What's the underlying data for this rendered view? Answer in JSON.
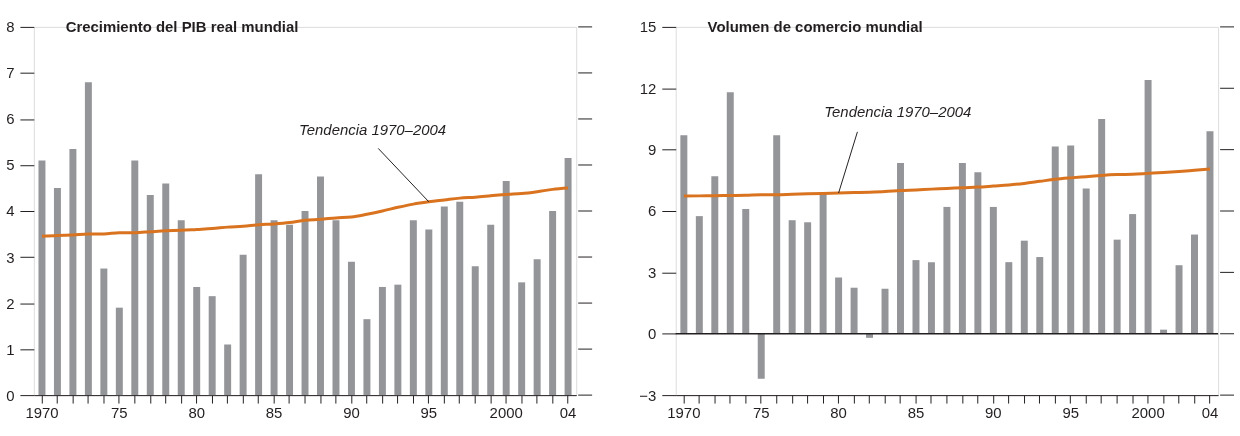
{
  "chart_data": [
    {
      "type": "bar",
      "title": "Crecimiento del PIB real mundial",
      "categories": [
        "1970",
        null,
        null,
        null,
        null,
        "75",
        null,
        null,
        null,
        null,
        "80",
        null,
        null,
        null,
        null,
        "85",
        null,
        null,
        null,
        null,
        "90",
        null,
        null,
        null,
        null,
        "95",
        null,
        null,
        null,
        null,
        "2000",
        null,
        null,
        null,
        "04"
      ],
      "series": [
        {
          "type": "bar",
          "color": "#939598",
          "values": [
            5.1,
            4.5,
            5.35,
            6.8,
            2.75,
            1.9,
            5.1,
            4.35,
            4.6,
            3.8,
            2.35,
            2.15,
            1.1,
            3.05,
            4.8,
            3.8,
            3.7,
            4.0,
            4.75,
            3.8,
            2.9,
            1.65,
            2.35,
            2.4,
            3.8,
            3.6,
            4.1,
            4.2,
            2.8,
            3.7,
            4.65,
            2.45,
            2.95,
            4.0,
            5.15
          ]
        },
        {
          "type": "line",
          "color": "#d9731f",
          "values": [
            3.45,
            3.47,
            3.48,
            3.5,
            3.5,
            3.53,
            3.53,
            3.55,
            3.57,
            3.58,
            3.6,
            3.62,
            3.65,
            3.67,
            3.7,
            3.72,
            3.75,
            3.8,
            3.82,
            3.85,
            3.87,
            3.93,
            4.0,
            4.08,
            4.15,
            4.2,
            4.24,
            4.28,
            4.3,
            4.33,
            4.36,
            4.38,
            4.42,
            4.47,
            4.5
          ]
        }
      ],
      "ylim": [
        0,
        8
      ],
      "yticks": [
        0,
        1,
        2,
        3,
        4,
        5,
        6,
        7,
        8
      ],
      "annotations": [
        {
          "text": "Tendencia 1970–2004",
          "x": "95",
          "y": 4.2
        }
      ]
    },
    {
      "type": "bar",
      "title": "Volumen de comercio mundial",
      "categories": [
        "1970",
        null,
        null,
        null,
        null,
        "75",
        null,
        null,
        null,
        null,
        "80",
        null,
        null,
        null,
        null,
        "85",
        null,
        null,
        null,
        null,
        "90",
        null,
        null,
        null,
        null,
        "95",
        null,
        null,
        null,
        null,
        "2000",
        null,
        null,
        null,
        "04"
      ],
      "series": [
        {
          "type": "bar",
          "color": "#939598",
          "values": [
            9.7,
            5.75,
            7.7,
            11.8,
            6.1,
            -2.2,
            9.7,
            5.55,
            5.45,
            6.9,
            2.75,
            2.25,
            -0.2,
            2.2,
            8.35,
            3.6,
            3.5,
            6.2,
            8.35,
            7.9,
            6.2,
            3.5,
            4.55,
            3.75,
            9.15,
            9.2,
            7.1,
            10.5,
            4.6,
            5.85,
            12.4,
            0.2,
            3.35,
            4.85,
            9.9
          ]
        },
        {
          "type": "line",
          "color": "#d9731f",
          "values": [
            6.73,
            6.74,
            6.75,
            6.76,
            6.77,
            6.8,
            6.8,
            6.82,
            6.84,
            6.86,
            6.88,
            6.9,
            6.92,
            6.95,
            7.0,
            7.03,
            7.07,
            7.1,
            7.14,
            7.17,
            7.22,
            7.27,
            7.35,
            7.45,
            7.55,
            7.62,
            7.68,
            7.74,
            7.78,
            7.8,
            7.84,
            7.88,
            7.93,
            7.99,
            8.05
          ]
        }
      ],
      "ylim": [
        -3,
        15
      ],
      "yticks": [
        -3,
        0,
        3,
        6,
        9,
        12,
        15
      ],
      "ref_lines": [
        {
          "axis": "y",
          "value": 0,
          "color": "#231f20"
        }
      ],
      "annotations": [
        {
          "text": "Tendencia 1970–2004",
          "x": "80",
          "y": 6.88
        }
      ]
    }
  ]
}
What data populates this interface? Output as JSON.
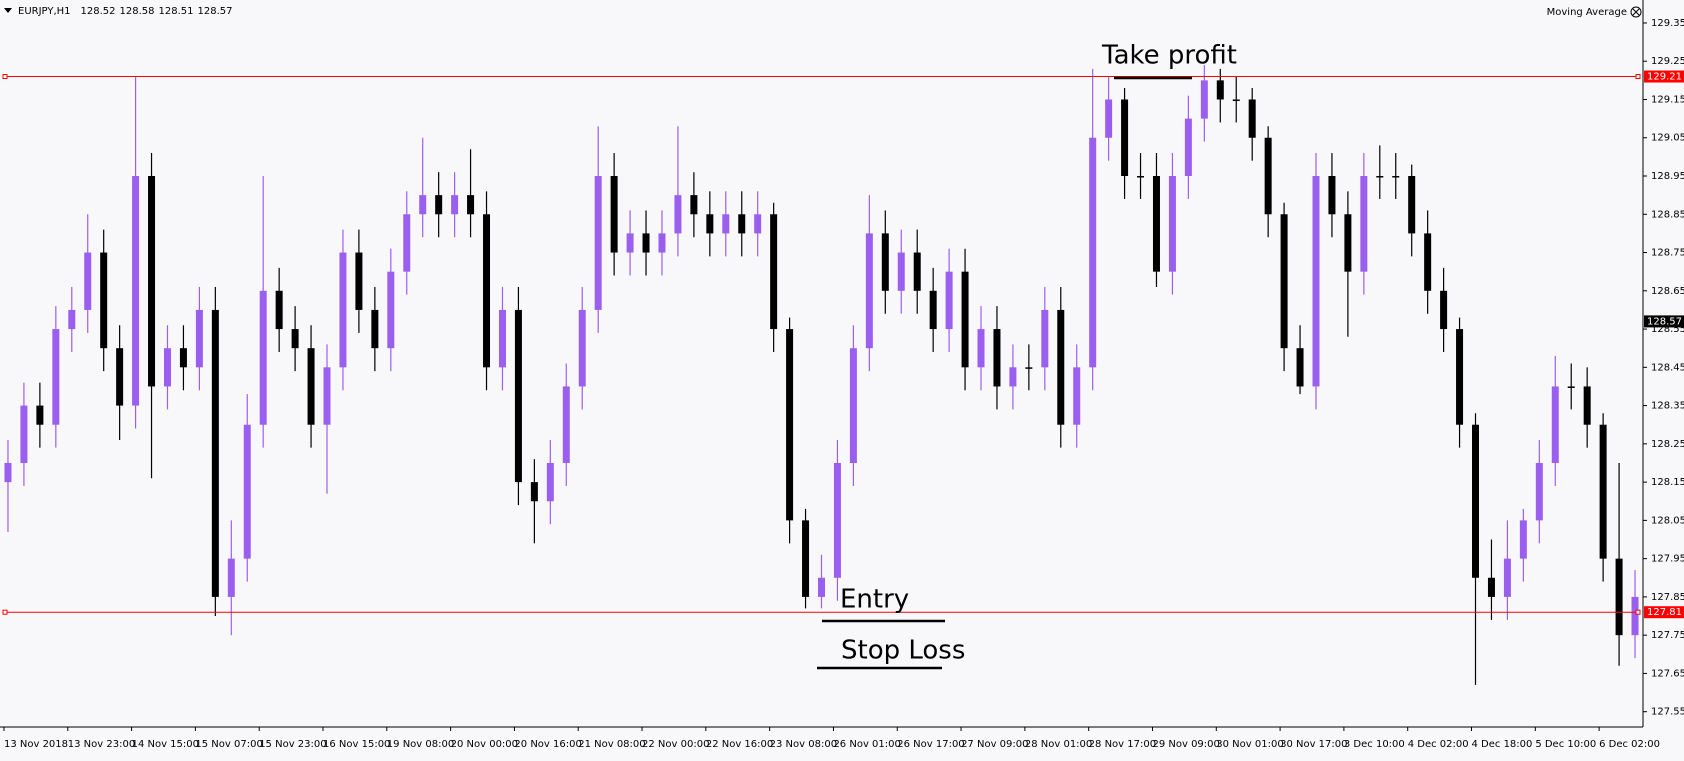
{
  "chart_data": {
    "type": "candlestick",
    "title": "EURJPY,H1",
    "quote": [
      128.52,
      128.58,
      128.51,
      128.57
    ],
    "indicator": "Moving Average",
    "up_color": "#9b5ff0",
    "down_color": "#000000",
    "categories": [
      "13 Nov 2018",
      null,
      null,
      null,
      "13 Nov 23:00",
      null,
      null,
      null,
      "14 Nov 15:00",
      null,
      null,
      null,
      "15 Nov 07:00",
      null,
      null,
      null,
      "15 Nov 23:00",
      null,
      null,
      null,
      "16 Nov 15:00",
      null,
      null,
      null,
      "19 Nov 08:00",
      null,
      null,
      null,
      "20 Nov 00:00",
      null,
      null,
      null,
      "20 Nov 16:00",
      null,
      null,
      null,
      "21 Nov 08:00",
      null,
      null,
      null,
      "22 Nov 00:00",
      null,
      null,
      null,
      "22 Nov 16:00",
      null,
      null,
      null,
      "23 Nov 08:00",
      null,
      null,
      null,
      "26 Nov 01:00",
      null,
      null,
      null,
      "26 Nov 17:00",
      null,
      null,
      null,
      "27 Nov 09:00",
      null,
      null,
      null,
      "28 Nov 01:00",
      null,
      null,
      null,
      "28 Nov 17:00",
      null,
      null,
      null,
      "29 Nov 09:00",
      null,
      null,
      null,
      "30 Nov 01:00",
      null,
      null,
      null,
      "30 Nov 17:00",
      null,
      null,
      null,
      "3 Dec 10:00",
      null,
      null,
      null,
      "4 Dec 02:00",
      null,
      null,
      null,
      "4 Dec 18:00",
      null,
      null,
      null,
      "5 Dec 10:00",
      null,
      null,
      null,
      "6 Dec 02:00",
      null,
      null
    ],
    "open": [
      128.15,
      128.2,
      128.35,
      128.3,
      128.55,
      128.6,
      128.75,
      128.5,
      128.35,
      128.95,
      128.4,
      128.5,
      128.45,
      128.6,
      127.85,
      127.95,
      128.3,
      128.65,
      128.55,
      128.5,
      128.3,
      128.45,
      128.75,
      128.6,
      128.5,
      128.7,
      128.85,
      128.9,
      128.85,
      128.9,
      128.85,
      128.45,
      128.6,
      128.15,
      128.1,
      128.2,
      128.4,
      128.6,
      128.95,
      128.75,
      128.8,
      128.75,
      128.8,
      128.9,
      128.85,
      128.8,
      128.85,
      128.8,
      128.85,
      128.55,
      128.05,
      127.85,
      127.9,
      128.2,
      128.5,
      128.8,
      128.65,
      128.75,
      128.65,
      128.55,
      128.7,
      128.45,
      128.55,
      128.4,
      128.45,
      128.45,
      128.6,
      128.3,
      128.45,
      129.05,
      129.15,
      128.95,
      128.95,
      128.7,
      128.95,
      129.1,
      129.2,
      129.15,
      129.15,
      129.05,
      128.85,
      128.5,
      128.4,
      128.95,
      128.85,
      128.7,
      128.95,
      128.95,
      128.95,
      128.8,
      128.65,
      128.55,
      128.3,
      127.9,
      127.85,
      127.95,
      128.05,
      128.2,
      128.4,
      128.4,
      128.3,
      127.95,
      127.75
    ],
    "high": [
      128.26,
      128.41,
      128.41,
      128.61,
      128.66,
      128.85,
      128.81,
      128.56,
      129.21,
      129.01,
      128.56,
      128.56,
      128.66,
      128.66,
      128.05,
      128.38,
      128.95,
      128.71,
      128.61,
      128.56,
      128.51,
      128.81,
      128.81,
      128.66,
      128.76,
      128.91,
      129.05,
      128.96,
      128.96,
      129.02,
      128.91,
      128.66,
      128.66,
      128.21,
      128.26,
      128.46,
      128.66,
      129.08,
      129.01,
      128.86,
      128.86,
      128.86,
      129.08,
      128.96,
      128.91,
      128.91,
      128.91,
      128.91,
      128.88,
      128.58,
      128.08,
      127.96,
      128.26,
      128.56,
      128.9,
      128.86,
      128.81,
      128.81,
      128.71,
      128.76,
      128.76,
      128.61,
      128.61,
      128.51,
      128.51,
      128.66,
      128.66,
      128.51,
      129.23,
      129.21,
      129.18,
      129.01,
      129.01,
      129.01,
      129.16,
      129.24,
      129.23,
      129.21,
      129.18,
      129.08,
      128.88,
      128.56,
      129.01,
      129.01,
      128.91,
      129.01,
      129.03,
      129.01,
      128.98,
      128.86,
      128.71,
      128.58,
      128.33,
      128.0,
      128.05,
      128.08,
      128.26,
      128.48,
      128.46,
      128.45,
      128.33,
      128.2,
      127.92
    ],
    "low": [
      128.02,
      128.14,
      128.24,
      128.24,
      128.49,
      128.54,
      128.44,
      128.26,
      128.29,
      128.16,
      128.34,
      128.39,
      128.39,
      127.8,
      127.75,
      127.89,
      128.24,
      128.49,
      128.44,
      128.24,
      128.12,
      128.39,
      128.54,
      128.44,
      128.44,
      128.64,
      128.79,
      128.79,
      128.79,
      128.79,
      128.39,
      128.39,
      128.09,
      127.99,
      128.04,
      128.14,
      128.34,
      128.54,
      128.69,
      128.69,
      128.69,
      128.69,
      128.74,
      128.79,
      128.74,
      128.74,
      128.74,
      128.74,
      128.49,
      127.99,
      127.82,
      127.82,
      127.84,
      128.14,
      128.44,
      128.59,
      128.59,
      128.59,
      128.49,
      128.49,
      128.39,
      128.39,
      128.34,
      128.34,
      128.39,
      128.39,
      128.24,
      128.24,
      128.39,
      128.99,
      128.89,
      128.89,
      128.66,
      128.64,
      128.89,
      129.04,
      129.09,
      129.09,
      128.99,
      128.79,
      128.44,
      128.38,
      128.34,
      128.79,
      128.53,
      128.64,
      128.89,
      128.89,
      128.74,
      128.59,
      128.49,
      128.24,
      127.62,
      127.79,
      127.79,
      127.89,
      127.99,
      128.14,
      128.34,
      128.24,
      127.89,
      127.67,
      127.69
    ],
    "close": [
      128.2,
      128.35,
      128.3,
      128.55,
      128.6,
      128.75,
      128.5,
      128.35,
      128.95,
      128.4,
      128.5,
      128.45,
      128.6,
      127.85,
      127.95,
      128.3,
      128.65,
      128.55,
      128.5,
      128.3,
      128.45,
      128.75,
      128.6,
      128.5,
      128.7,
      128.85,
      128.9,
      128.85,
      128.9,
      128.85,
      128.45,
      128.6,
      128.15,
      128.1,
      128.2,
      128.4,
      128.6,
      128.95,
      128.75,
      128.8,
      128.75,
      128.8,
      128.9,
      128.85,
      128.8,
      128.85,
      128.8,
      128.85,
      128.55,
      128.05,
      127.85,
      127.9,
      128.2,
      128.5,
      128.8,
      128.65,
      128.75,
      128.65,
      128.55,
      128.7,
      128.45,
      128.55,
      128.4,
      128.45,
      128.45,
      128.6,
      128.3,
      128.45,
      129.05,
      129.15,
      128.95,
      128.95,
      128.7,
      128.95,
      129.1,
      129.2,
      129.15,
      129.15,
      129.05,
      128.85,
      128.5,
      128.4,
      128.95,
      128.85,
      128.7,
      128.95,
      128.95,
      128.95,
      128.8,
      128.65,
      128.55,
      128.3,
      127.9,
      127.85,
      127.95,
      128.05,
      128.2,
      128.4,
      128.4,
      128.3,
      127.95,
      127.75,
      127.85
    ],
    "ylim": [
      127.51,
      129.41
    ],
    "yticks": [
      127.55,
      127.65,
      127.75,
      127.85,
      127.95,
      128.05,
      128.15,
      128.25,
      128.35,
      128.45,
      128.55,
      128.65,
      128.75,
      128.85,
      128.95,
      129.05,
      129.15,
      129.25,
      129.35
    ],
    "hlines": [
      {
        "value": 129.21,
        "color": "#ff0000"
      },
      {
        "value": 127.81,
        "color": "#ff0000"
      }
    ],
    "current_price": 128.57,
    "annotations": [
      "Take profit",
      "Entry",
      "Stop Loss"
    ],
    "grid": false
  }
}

TASK OBJECTIVE >>
From the material above, copy each line that includes the word "JSON".

TASK RESULT >>
What's the underlying data for this rendered view? Answer in JSON.
What data populates this interface? Output as JSON.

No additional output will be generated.